• **AIM OF THE TASK**:
For every line in the records below that holds "from", make a copy.

• **SOURCE RECORDS**:
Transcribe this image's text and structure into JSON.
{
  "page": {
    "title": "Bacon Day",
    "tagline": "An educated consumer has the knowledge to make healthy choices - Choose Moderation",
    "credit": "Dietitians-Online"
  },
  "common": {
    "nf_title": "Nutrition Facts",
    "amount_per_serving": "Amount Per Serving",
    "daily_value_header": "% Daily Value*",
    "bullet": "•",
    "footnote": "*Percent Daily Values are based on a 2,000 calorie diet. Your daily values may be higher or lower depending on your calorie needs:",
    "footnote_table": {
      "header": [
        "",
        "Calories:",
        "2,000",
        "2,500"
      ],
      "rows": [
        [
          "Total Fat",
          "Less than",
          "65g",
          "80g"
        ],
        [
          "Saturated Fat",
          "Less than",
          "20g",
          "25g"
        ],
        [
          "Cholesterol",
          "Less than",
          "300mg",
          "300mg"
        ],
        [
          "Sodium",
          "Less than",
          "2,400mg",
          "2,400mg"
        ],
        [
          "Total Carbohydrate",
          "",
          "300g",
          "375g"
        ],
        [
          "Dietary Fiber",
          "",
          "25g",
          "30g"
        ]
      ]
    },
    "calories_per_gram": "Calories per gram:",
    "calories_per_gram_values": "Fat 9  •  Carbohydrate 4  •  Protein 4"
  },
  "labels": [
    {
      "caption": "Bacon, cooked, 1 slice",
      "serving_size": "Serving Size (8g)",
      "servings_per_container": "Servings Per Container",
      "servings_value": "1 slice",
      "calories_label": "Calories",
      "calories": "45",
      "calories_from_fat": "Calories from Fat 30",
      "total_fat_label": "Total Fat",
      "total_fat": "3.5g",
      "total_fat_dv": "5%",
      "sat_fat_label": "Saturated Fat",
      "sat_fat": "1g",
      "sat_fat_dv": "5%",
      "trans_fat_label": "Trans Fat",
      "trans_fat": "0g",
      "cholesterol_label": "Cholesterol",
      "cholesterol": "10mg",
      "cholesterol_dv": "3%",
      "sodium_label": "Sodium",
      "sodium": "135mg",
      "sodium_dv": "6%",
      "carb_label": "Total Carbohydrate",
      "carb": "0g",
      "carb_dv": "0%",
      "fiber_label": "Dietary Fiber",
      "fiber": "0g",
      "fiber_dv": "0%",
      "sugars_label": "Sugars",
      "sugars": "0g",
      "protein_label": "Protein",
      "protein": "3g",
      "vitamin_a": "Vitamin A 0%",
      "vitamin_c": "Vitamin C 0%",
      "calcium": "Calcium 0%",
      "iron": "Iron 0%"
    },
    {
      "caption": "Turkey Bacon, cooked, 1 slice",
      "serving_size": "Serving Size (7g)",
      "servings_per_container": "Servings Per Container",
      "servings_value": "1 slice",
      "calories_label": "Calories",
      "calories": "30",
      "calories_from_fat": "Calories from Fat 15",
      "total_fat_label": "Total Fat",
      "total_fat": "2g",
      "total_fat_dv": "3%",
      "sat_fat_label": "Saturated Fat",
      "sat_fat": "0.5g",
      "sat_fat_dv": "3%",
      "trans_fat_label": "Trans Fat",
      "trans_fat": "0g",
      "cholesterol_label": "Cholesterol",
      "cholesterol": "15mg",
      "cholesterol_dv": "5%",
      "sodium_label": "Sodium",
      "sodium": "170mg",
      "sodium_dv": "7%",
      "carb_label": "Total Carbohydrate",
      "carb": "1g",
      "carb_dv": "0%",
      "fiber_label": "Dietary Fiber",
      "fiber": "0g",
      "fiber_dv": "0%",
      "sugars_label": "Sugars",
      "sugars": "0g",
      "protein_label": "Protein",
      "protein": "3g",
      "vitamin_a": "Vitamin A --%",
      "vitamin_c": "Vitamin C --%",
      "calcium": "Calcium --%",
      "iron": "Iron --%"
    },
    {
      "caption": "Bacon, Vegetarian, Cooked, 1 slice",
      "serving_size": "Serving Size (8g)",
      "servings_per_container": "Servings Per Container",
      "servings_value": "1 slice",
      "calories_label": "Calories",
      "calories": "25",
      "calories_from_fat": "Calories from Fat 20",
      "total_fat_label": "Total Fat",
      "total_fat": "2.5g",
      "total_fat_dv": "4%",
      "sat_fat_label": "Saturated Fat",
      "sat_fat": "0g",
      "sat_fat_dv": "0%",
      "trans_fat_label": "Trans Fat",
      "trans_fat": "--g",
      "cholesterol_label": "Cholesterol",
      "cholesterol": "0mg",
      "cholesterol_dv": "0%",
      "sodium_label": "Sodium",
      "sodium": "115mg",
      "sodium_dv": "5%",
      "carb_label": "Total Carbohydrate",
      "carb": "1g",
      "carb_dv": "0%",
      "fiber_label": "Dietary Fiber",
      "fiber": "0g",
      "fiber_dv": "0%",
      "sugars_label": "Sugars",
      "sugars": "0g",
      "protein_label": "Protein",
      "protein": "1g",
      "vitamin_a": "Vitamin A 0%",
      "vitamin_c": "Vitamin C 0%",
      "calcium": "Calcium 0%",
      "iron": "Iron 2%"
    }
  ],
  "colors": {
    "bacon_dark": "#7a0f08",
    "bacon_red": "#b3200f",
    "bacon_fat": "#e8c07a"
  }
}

• **ANSWER FOR THIS EXERCISE**:
      "calories_from_fat": "Calories from Fat 30",
      "calories_from_fat": "Calories from Fat 15",
      "calories_from_fat": "Calories from Fat 20",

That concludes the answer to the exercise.